TASK INSTRUCTIONS - For each line below that includes the word "Identify", make a copy.

Stored data:

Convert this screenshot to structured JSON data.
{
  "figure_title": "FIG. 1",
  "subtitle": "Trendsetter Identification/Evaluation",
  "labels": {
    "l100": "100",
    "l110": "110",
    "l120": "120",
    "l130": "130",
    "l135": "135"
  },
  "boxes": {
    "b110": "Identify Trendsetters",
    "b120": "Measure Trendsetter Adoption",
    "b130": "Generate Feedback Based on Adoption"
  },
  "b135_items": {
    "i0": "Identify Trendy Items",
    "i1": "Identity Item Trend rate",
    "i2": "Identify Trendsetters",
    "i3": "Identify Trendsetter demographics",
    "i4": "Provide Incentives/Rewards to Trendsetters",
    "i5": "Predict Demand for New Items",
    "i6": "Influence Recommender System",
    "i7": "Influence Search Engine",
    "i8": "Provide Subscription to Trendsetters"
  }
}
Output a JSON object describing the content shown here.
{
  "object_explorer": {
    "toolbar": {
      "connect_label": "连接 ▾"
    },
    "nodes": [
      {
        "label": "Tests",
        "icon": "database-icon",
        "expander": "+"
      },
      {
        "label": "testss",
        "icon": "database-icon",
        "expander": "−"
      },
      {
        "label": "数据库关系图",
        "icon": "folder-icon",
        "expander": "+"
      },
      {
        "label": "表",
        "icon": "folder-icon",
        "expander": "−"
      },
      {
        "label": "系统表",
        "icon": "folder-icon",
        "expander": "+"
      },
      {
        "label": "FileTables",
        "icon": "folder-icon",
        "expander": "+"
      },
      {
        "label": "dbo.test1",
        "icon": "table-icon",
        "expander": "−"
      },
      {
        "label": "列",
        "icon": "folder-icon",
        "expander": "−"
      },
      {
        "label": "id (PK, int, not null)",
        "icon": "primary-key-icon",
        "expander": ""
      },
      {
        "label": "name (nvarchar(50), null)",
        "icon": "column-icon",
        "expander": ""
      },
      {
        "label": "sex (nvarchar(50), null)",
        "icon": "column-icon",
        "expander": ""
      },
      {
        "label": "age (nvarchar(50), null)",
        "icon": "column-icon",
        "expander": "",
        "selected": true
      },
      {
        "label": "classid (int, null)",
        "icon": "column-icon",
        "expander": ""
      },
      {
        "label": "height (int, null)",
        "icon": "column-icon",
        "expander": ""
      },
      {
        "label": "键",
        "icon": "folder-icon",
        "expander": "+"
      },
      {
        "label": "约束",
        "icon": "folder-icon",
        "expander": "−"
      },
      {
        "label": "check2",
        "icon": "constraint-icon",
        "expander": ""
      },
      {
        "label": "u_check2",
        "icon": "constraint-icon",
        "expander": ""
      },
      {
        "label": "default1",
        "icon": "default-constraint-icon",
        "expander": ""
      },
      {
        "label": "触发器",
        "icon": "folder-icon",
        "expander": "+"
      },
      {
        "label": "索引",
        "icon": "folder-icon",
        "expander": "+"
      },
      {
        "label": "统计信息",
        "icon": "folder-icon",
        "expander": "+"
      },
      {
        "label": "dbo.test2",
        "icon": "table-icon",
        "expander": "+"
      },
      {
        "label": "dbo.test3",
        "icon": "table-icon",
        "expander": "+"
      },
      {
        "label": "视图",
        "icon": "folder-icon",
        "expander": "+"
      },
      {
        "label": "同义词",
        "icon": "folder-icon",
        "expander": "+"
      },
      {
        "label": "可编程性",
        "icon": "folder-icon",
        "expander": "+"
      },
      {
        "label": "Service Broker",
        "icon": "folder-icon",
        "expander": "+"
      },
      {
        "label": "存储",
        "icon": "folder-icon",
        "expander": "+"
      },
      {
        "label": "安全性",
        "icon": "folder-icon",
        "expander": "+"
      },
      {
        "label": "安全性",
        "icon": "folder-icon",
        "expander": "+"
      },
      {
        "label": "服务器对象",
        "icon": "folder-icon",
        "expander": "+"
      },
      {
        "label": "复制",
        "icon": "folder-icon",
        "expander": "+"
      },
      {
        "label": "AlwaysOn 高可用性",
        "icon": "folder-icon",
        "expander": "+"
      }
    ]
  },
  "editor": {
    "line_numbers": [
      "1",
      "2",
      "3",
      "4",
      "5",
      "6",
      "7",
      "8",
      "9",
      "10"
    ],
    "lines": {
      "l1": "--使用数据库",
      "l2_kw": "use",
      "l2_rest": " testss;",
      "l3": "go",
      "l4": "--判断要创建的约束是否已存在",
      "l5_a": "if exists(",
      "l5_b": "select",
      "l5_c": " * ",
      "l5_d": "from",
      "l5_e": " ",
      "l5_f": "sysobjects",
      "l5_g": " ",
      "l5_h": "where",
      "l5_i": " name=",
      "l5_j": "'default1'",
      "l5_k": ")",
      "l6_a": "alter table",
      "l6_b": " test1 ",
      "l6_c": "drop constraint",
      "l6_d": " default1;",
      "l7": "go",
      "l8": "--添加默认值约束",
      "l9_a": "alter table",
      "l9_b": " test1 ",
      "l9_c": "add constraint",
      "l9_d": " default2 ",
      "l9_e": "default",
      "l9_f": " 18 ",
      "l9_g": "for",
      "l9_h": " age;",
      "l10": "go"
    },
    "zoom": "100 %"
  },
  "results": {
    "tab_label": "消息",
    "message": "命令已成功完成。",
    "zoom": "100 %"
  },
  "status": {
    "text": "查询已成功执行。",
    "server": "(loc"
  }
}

REPLY -
    "b110": "Identify Trendsetters",
    "i0": "Identify Trendy Items",
    "i2": "Identify Trendsetters",
    "i3": "Identify Trendsetter demographics",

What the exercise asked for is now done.